→ **Stated task**
Every entry below must be repeated exactly; skip the pictures.

→ **Records supplied**

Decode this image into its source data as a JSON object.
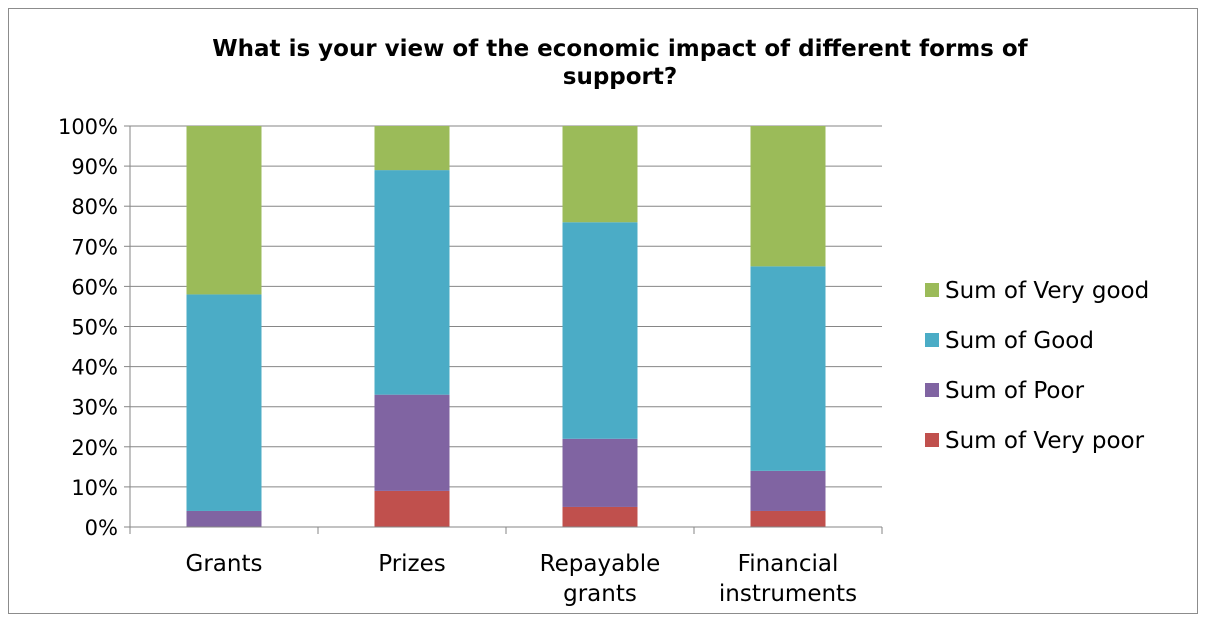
{
  "chart_data": {
    "type": "bar",
    "stacked": "percent",
    "title_lines": [
      "What is your view of the economic impact of different forms of",
      "support?"
    ],
    "categories": [
      [
        "Grants"
      ],
      [
        "Prizes"
      ],
      [
        "Repayable",
        "grants"
      ],
      [
        "Financial",
        "instruments"
      ]
    ],
    "series": [
      {
        "name": "Sum of Very poor",
        "color": "#c0504d",
        "values": [
          0,
          9,
          5,
          4
        ]
      },
      {
        "name": "Sum of Poor",
        "color": "#8064a2",
        "values": [
          4,
          24,
          17,
          10
        ]
      },
      {
        "name": "Sum of Good",
        "color": "#4bacc6",
        "values": [
          54,
          56,
          54,
          51
        ]
      },
      {
        "name": "Sum of Very good",
        "color": "#9bbb59",
        "values": [
          42,
          11,
          24,
          35
        ]
      }
    ],
    "ylim": [
      0,
      100
    ],
    "y_ticks": [
      "0%",
      "10%",
      "20%",
      "30%",
      "40%",
      "50%",
      "60%",
      "70%",
      "80%",
      "90%",
      "100%"
    ],
    "grid": true,
    "legend_position": "right"
  }
}
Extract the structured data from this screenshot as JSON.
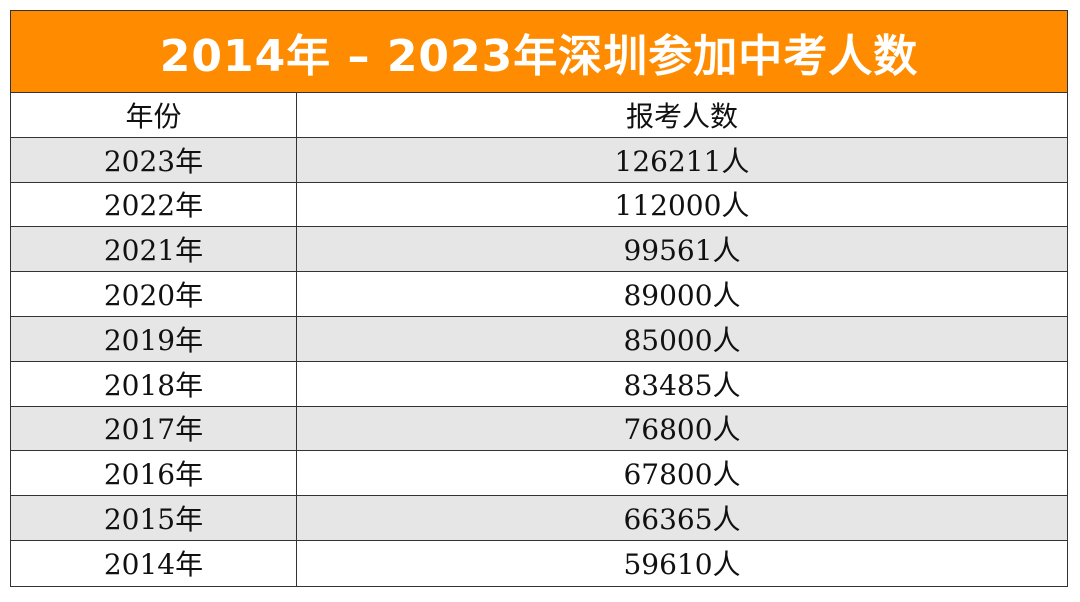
{
  "chart_data": {
    "type": "table",
    "title": "2014年 – 2023年深圳参加中考人数",
    "columns": [
      "年份",
      "报考人数"
    ],
    "rows": [
      {
        "year": "2023年",
        "count": "126211人"
      },
      {
        "year": "2022年",
        "count": "112000人"
      },
      {
        "year": "2021年",
        "count": "99561人"
      },
      {
        "year": "2020年",
        "count": "89000人"
      },
      {
        "year": "2019年",
        "count": "85000人"
      },
      {
        "year": "2018年",
        "count": "83485人"
      },
      {
        "year": "2017年",
        "count": "76800人"
      },
      {
        "year": "2016年",
        "count": "67800人"
      },
      {
        "year": "2015年",
        "count": "66365人"
      },
      {
        "year": "2014年",
        "count": "59610人"
      }
    ]
  },
  "colors": {
    "header_background": "#ff8c00",
    "header_text": "#ffffff",
    "shaded_row": "#e6e6e6"
  }
}
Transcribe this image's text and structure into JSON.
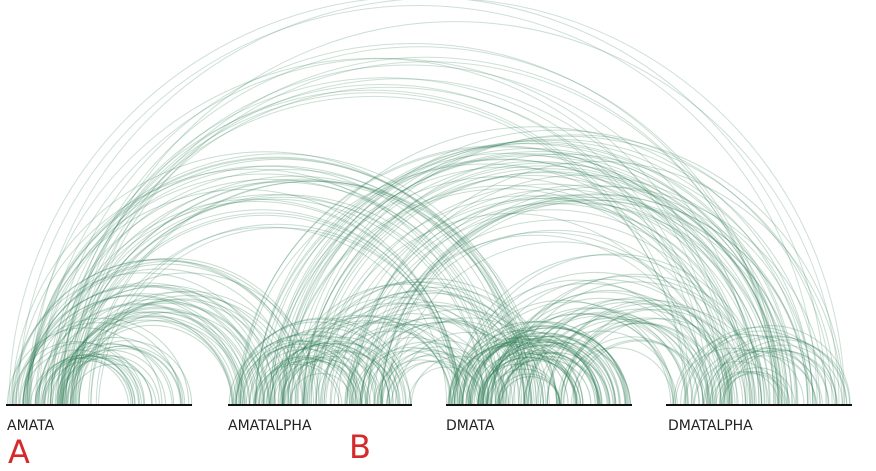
{
  "colors": {
    "arc": "#2f7d55",
    "axis": "#111111",
    "label": "#222222",
    "panel_letter": "#d42a2a"
  },
  "segments": [
    {
      "id": "amata",
      "label": "AMATA"
    },
    {
      "id": "amatalpha",
      "label": "AMATALPHA"
    },
    {
      "id": "dmata",
      "label": "DMATA"
    },
    {
      "id": "dmatalpha",
      "label": "DMATALPHA"
    }
  ],
  "panel_letters": [
    {
      "id": "a",
      "text": "A"
    },
    {
      "id": "b",
      "text": "B"
    }
  ]
}
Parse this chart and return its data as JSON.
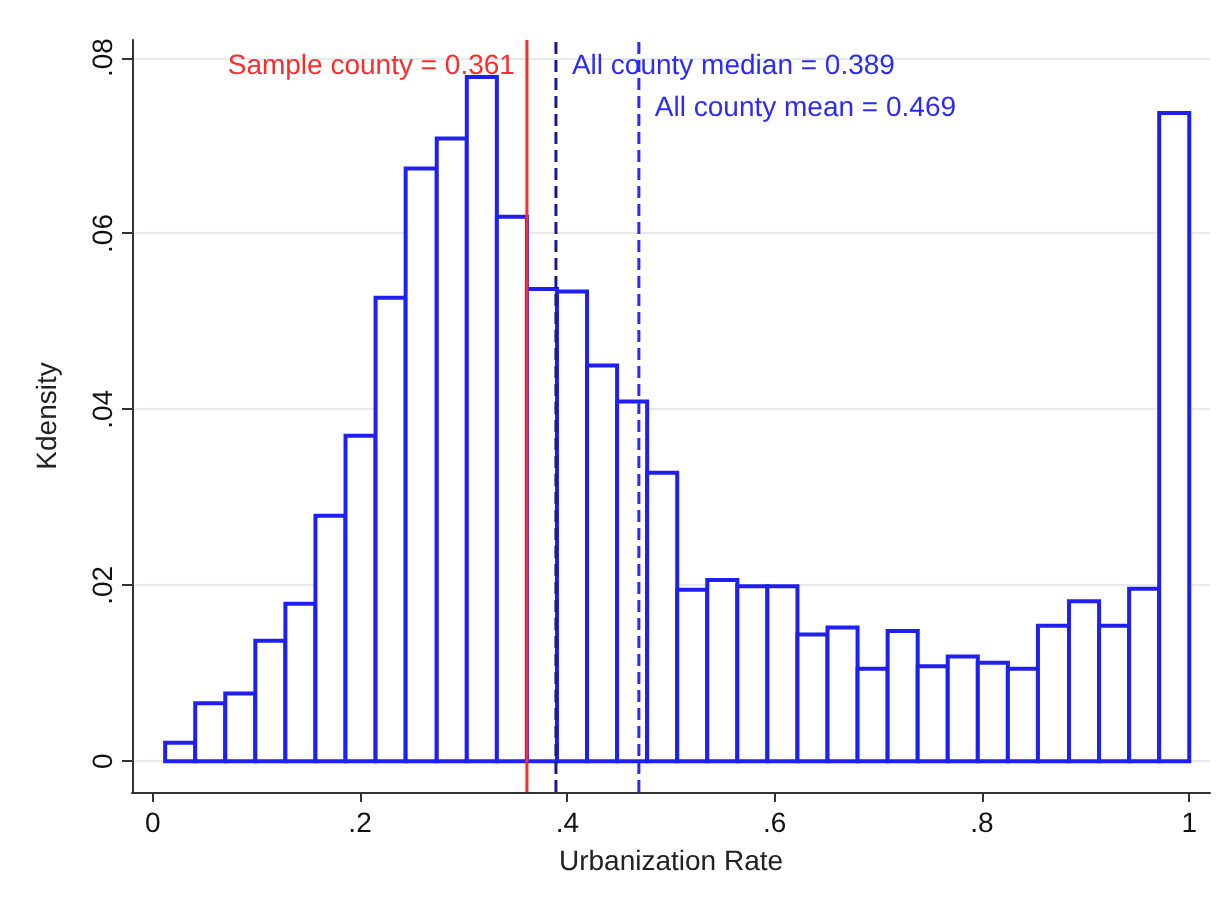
{
  "chart_data": {
    "type": "histogram",
    "xlabel": "Urbanization Rate",
    "ylabel": "Kdensity",
    "bins": [
      0.012,
      0.041,
      0.07,
      0.099,
      0.128,
      0.157,
      0.186,
      0.215,
      0.244,
      0.274,
      0.303,
      0.332,
      0.361,
      0.39,
      0.419,
      0.448,
      0.477,
      0.506,
      0.535,
      0.564,
      0.593,
      0.622,
      0.651,
      0.68,
      0.709,
      0.738,
      0.767,
      0.796,
      0.825,
      0.854,
      0.884,
      0.913,
      0.942,
      0.971,
      1.0
    ],
    "values": [
      0.0021,
      0.0066,
      0.0077,
      0.0137,
      0.0179,
      0.0279,
      0.037,
      0.0527,
      0.0674,
      0.0708,
      0.0778,
      0.0619,
      0.0537,
      0.0534,
      0.045,
      0.0409,
      0.0328,
      0.0195,
      0.0206,
      0.0199,
      0.0199,
      0.0144,
      0.0152,
      0.0105,
      0.0148,
      0.0108,
      0.0119,
      0.0112,
      0.0105,
      0.0154,
      0.0182,
      0.0154,
      0.0196,
      0.0737
    ],
    "color": "#1f1ff0",
    "xlim": [
      -0.02,
      1.02
    ],
    "ylim": [
      -0.0035,
      0.082
    ],
    "xticks": [
      0,
      {
        "value": 0.2,
        "label": ".2"
      },
      {
        "value": 0.4,
        "label": ".4"
      },
      {
        "value": 0.6,
        "label": ".6"
      },
      {
        "value": 0.8,
        "label": ".8"
      },
      1
    ],
    "yticks": [
      0,
      {
        "value": 0.02,
        "label": ".02"
      },
      {
        "value": 0.04,
        "label": ".04"
      },
      {
        "value": 0.06,
        "label": ".06"
      },
      {
        "value": 0.08,
        "label": ".08"
      }
    ],
    "grid": "y",
    "ref_lines": [
      {
        "axis": "x",
        "value": 0.361,
        "label": "Sample county = 0.361",
        "color": "#ff2a2a",
        "line_style": "solid"
      },
      {
        "axis": "x",
        "value": 0.389,
        "label": "All county median = 0.389",
        "color": "#1a1a8c",
        "line_style": "dashed"
      },
      {
        "axis": "x",
        "value": 0.469,
        "label": "All county mean = 0.469",
        "color": "#2a2aff",
        "line_style": "dashed"
      }
    ]
  }
}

→ **Task output**
Decode this image into its source data as a JSON object.
{
  "chart_data": {
    "type": "bar",
    "stacked": "percent",
    "title_lines": [
      "What is your view of the economic impact of different forms of",
      "support?"
    ],
    "categories": [
      [
        "Grants"
      ],
      [
        "Prizes"
      ],
      [
        "Repayable",
        "grants"
      ],
      [
        "Financial",
        "instruments"
      ]
    ],
    "series": [
      {
        "name": "Sum of Very poor",
        "color": "#c0504d",
        "values": [
          0,
          9,
          5,
          4
        ]
      },
      {
        "name": "Sum of Poor",
        "color": "#8064a2",
        "values": [
          4,
          24,
          17,
          10
        ]
      },
      {
        "name": "Sum of Good",
        "color": "#4bacc6",
        "values": [
          54,
          56,
          54,
          51
        ]
      },
      {
        "name": "Sum of Very good",
        "color": "#9bbb59",
        "values": [
          42,
          11,
          24,
          35
        ]
      }
    ],
    "ylim": [
      0,
      100
    ],
    "y_ticks": [
      "0%",
      "10%",
      "20%",
      "30%",
      "40%",
      "50%",
      "60%",
      "70%",
      "80%",
      "90%",
      "100%"
    ],
    "grid": true,
    "legend_position": "right"
  }
}
Extract the structured data from this screenshot as JSON.
{
  "chart_data": {
    "type": "table",
    "title": "2014年 – 2023年深圳参加中考人数",
    "columns": [
      "年份",
      "报考人数"
    ],
    "rows": [
      {
        "year": "2023年",
        "count": "126211人"
      },
      {
        "year": "2022年",
        "count": "112000人"
      },
      {
        "year": "2021年",
        "count": "99561人"
      },
      {
        "year": "2020年",
        "count": "89000人"
      },
      {
        "year": "2019年",
        "count": "85000人"
      },
      {
        "year": "2018年",
        "count": "83485人"
      },
      {
        "year": "2017年",
        "count": "76800人"
      },
      {
        "year": "2016年",
        "count": "67800人"
      },
      {
        "year": "2015年",
        "count": "66365人"
      },
      {
        "year": "2014年",
        "count": "59610人"
      }
    ]
  },
  "colors": {
    "header_background": "#ff8c00",
    "header_text": "#ffffff",
    "shaded_row": "#e6e6e6"
  }
}
Transcribe this image's text and structure into JSON.
{
  "colors": {
    "arc": "#2f7d55",
    "axis": "#111111",
    "label": "#222222",
    "panel_letter": "#d42a2a"
  },
  "segments": [
    {
      "id": "amata",
      "label": "AMATA"
    },
    {
      "id": "amatalpha",
      "label": "AMATALPHA"
    },
    {
      "id": "dmata",
      "label": "DMATA"
    },
    {
      "id": "dmatalpha",
      "label": "DMATALPHA"
    }
  ],
  "panel_letters": [
    {
      "id": "a",
      "text": "A"
    },
    {
      "id": "b",
      "text": "B"
    }
  ]
}
Parse this chart and return its data as JSON.
{
  "chart_data": {
    "type": "histogram",
    "xlabel": "Urbanization Rate",
    "ylabel": "Kdensity",
    "bins": [
      0.012,
      0.041,
      0.07,
      0.099,
      0.128,
      0.157,
      0.186,
      0.215,
      0.244,
      0.274,
      0.303,
      0.332,
      0.361,
      0.39,
      0.419,
      0.448,
      0.477,
      0.506,
      0.535,
      0.564,
      0.593,
      0.622,
      0.651,
      0.68,
      0.709,
      0.738,
      0.767,
      0.796,
      0.825,
      0.854,
      0.884,
      0.913,
      0.942,
      0.971,
      1.0
    ],
    "values": [
      0.0021,
      0.0066,
      0.0077,
      0.0137,
      0.0179,
      0.0279,
      0.037,
      0.0527,
      0.0674,
      0.0708,
      0.0778,
      0.0619,
      0.0537,
      0.0534,
      0.045,
      0.0409,
      0.0328,
      0.0195,
      0.0206,
      0.0199,
      0.0199,
      0.0144,
      0.0152,
      0.0105,
      0.0148,
      0.0108,
      0.0119,
      0.0112,
      0.0105,
      0.0154,
      0.0182,
      0.0154,
      0.0196,
      0.0737
    ],
    "color": "#1f1ff0",
    "xlim": [
      -0.02,
      1.02
    ],
    "ylim": [
      -0.0035,
      0.082
    ],
    "xticks": [
      0,
      {
        "value": 0.2,
        "label": ".2"
      },
      {
        "value": 0.4,
        "label": ".4"
      },
      {
        "value": 0.6,
        "label": ".6"
      },
      {
        "value": 0.8,
        "label": ".8"
      },
      1
    ],
    "yticks": [
      0,
      {
        "value": 0.02,
        "label": ".02"
      },
      {
        "value": 0.04,
        "label": ".04"
      },
      {
        "value": 0.06,
        "label": ".06"
      },
      {
        "value": 0.08,
        "label": ".08"
      }
    ],
    "grid": "y",
    "ref_lines": [
      {
        "axis": "x",
        "value": 0.361,
        "label": "Sample county = 0.361",
        "color": "#ff2a2a",
        "line_style": "solid"
      },
      {
        "axis": "x",
        "value": 0.389,
        "label": "All county median = 0.389",
        "color": "#1a1a8c",
        "line_style": "dashed"
      },
      {
        "axis": "x",
        "value": 0.469,
        "label": "All county mean = 0.469",
        "color": "#2a2aff",
        "line_style": "dashed"
      }
    ]
  }
}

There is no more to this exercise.